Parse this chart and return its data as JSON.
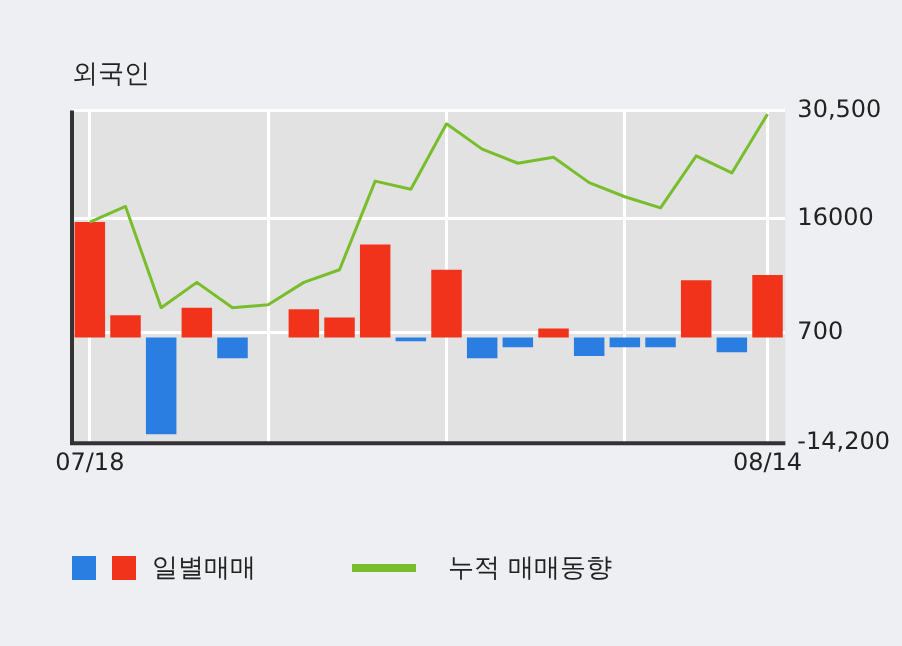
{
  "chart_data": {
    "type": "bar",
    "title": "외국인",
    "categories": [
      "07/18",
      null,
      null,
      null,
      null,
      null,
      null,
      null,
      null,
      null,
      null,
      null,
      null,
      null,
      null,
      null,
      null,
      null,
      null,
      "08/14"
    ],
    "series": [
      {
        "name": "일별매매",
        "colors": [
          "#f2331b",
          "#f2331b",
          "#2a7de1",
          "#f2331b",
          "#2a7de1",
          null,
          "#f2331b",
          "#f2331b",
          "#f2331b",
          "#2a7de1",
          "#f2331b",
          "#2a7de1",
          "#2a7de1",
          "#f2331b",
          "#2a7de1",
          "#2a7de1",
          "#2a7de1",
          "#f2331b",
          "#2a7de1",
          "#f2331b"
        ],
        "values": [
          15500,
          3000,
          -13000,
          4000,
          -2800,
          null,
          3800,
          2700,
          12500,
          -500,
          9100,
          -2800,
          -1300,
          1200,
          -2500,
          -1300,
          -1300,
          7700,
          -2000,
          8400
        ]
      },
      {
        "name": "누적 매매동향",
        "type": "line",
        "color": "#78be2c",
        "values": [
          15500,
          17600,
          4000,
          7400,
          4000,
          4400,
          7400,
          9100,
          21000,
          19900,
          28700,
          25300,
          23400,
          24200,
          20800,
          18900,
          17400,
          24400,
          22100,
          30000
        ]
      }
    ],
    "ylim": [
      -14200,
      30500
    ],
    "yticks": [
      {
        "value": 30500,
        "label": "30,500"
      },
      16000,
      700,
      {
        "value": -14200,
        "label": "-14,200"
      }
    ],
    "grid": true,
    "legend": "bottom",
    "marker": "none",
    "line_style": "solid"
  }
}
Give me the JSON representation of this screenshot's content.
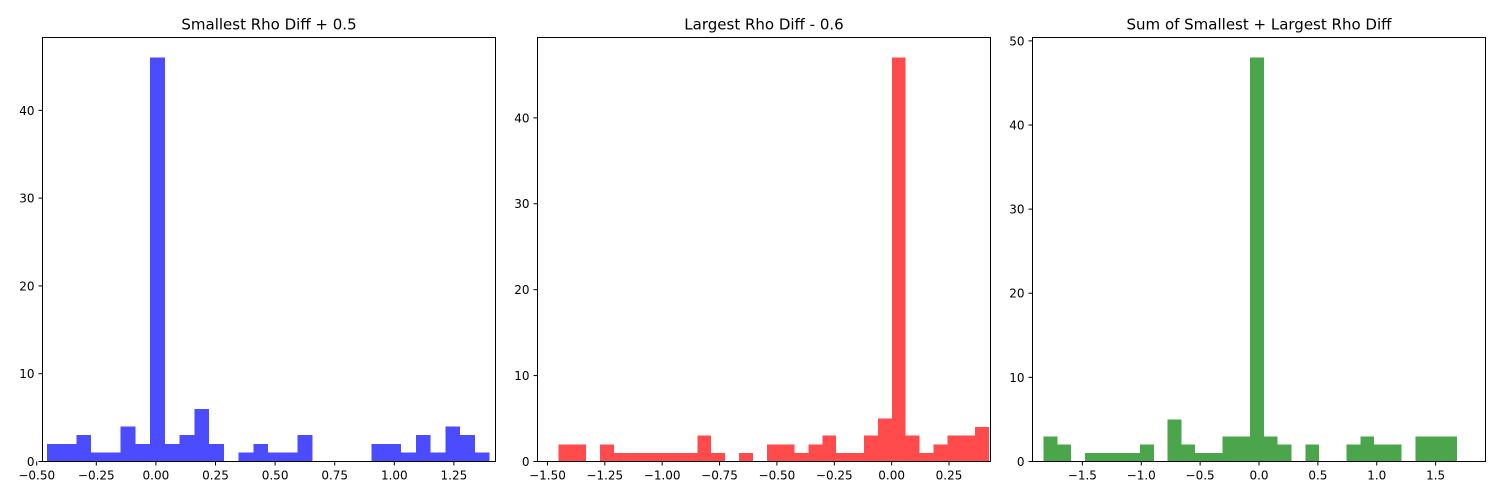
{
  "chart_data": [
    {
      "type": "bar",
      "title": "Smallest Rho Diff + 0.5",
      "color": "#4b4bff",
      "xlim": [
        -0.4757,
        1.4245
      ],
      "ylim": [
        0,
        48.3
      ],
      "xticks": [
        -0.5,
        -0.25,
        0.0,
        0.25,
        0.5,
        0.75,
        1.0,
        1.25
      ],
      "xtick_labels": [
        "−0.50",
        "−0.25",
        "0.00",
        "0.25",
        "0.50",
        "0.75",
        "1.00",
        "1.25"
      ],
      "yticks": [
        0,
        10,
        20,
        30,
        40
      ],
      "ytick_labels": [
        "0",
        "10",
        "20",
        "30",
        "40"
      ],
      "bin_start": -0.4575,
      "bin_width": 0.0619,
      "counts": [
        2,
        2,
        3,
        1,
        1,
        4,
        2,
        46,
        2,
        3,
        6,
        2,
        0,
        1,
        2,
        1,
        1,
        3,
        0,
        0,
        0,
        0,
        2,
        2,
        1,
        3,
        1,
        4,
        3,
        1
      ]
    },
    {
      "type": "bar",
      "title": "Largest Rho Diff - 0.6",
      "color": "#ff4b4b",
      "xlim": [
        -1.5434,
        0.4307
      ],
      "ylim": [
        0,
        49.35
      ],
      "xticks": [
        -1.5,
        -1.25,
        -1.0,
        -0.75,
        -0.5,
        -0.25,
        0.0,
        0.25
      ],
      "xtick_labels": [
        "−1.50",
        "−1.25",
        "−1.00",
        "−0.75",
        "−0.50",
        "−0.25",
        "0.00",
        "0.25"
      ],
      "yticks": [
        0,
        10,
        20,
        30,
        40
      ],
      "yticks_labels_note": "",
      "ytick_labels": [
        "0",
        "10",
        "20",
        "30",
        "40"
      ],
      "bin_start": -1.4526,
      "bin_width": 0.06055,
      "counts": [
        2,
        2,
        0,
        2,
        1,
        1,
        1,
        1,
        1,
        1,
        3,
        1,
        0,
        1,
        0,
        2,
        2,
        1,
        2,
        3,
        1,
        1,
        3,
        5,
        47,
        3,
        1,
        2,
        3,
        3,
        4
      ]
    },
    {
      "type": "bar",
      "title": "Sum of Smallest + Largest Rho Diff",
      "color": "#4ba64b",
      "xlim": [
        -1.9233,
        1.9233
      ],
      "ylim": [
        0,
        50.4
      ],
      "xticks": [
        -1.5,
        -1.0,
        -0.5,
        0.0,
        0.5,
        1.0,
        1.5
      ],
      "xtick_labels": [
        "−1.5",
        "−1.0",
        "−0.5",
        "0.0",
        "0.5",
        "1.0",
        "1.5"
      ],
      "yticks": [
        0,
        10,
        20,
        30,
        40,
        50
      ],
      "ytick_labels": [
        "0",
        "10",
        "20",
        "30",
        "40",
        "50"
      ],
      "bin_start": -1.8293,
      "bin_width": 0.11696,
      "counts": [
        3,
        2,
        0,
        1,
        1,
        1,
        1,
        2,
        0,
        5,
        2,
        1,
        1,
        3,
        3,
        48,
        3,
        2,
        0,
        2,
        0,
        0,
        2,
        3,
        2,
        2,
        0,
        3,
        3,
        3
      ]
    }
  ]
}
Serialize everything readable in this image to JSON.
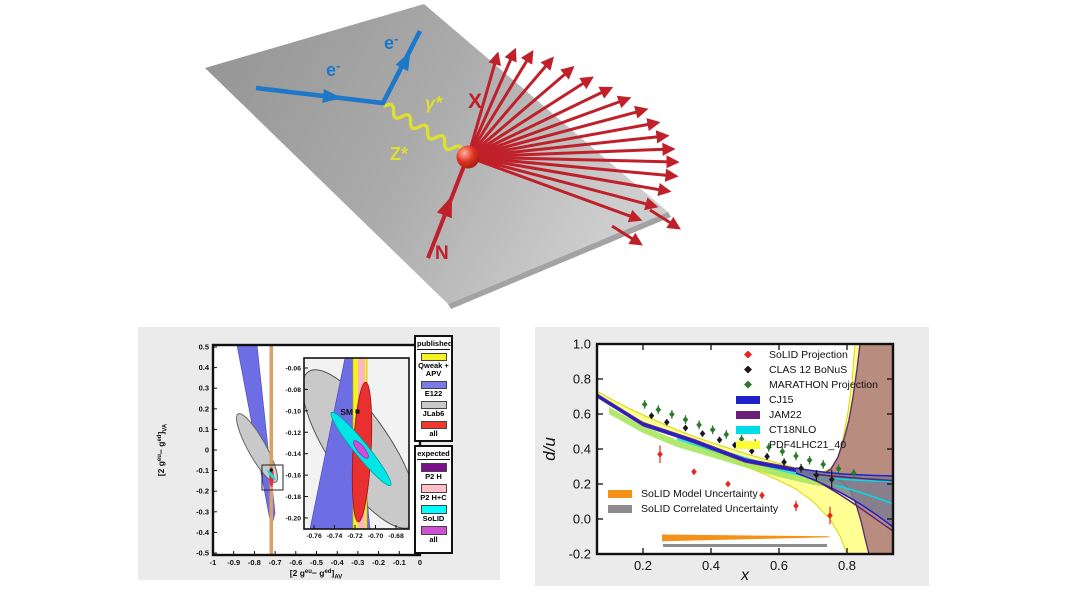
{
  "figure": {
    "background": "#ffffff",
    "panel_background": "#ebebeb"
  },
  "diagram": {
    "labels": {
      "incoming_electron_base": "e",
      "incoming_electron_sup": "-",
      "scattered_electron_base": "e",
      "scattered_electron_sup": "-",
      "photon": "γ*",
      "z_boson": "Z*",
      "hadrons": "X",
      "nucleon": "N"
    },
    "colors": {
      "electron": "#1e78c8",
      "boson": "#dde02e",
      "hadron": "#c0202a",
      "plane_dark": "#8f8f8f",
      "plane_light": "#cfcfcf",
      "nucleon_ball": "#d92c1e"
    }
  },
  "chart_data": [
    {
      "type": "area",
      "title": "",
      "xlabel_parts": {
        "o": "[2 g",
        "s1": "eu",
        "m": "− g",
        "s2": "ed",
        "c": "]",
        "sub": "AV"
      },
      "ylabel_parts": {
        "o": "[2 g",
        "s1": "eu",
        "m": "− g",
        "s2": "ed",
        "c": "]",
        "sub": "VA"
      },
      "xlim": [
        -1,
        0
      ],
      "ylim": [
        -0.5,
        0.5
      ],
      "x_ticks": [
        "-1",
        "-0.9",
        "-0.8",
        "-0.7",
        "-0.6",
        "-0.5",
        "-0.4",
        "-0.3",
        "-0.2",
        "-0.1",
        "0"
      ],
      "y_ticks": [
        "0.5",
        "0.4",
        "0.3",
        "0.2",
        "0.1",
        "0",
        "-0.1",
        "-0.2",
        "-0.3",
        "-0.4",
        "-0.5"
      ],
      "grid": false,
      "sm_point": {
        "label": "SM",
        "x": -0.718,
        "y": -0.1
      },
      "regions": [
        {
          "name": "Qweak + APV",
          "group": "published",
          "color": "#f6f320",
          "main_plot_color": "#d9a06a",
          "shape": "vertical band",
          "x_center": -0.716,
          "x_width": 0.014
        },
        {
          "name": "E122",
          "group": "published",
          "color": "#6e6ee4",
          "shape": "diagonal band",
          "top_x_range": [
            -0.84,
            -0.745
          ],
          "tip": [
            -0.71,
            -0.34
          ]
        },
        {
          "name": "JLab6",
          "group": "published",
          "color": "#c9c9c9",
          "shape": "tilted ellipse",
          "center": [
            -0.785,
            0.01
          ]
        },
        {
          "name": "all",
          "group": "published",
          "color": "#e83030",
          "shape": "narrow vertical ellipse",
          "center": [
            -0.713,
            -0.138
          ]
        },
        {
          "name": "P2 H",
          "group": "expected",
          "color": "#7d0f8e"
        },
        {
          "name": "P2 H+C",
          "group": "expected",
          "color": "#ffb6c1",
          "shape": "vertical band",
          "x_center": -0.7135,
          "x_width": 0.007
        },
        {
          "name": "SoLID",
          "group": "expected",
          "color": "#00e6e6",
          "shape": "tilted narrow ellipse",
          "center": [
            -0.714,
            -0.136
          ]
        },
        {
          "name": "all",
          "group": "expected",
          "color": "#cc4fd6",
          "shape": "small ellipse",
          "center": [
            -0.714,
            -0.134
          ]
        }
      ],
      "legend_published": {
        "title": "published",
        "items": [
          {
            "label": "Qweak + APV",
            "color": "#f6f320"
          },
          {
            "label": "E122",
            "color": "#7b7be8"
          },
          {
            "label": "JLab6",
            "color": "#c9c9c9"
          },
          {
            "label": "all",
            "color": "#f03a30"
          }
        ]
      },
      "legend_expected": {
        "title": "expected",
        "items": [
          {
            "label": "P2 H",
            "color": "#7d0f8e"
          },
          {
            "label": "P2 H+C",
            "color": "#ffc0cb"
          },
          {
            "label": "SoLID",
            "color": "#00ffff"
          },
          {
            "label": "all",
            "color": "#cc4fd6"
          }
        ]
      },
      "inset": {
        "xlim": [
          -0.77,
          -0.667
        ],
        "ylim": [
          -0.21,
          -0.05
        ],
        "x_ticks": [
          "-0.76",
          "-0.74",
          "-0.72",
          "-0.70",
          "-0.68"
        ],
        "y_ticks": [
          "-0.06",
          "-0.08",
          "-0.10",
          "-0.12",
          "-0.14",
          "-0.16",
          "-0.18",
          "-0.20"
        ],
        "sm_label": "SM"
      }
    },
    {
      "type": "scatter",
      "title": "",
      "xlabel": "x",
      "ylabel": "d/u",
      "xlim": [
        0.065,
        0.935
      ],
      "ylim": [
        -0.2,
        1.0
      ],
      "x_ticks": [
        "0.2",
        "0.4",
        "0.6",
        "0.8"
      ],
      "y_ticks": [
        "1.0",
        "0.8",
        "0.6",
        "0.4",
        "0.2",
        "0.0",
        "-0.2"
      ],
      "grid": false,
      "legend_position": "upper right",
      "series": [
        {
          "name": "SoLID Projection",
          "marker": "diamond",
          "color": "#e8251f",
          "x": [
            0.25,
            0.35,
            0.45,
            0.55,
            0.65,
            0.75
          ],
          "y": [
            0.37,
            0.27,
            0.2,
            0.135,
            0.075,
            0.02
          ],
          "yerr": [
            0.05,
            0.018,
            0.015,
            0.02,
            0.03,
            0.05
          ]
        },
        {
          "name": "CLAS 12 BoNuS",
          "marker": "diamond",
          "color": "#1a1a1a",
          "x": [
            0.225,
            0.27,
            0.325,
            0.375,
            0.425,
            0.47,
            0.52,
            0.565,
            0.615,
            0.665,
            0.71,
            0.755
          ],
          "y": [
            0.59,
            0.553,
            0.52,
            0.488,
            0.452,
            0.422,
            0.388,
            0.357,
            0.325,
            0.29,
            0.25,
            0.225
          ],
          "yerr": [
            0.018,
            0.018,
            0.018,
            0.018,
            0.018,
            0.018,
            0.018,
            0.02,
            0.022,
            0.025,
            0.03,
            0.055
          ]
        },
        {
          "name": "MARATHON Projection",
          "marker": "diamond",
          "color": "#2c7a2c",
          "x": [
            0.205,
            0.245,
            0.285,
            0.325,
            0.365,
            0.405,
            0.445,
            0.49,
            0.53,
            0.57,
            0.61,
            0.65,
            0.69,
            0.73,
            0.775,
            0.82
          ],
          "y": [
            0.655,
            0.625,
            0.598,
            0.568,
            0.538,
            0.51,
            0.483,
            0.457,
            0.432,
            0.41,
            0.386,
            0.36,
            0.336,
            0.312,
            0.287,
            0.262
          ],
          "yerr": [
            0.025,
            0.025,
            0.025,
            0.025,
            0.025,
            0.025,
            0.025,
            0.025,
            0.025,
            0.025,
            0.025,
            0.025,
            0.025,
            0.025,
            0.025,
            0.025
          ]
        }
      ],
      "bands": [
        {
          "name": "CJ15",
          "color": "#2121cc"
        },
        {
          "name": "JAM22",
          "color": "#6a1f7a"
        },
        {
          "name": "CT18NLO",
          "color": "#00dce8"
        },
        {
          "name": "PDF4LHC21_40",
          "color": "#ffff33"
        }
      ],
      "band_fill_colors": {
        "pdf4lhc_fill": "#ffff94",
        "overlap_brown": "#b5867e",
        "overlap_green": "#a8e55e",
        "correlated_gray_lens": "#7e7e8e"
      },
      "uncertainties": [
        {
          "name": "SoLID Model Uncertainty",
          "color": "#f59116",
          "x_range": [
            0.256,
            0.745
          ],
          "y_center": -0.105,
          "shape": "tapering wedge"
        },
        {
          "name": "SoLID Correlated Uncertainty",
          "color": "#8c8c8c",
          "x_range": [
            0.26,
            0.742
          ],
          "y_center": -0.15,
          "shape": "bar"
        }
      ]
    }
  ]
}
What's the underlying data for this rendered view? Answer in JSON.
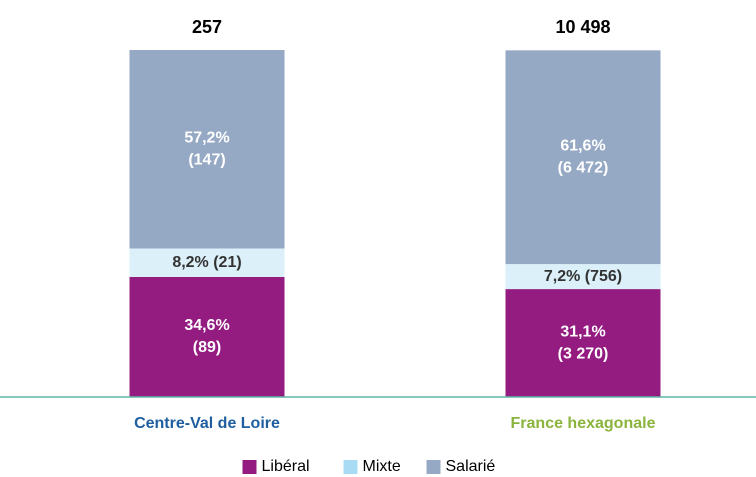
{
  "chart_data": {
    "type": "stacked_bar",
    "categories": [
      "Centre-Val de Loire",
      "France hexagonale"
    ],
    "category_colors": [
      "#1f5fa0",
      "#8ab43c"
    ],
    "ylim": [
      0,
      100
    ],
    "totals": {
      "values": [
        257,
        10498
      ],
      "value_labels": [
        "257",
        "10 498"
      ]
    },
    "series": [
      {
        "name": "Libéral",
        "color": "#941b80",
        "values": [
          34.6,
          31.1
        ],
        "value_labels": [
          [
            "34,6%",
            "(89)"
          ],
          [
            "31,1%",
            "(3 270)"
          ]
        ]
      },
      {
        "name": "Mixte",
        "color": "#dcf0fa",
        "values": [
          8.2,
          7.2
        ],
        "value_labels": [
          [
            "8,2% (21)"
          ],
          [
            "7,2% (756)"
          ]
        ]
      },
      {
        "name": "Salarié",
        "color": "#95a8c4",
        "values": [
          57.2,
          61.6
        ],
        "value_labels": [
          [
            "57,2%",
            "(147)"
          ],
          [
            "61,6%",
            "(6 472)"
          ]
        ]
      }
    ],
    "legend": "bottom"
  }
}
· · · · · · ·
Pick every line with "Uncertainty" in it and copy it.

> [Answer to this exercise]
          "name": "SoLID Model Uncertainty",
          "name": "SoLID Correlated Uncertainty",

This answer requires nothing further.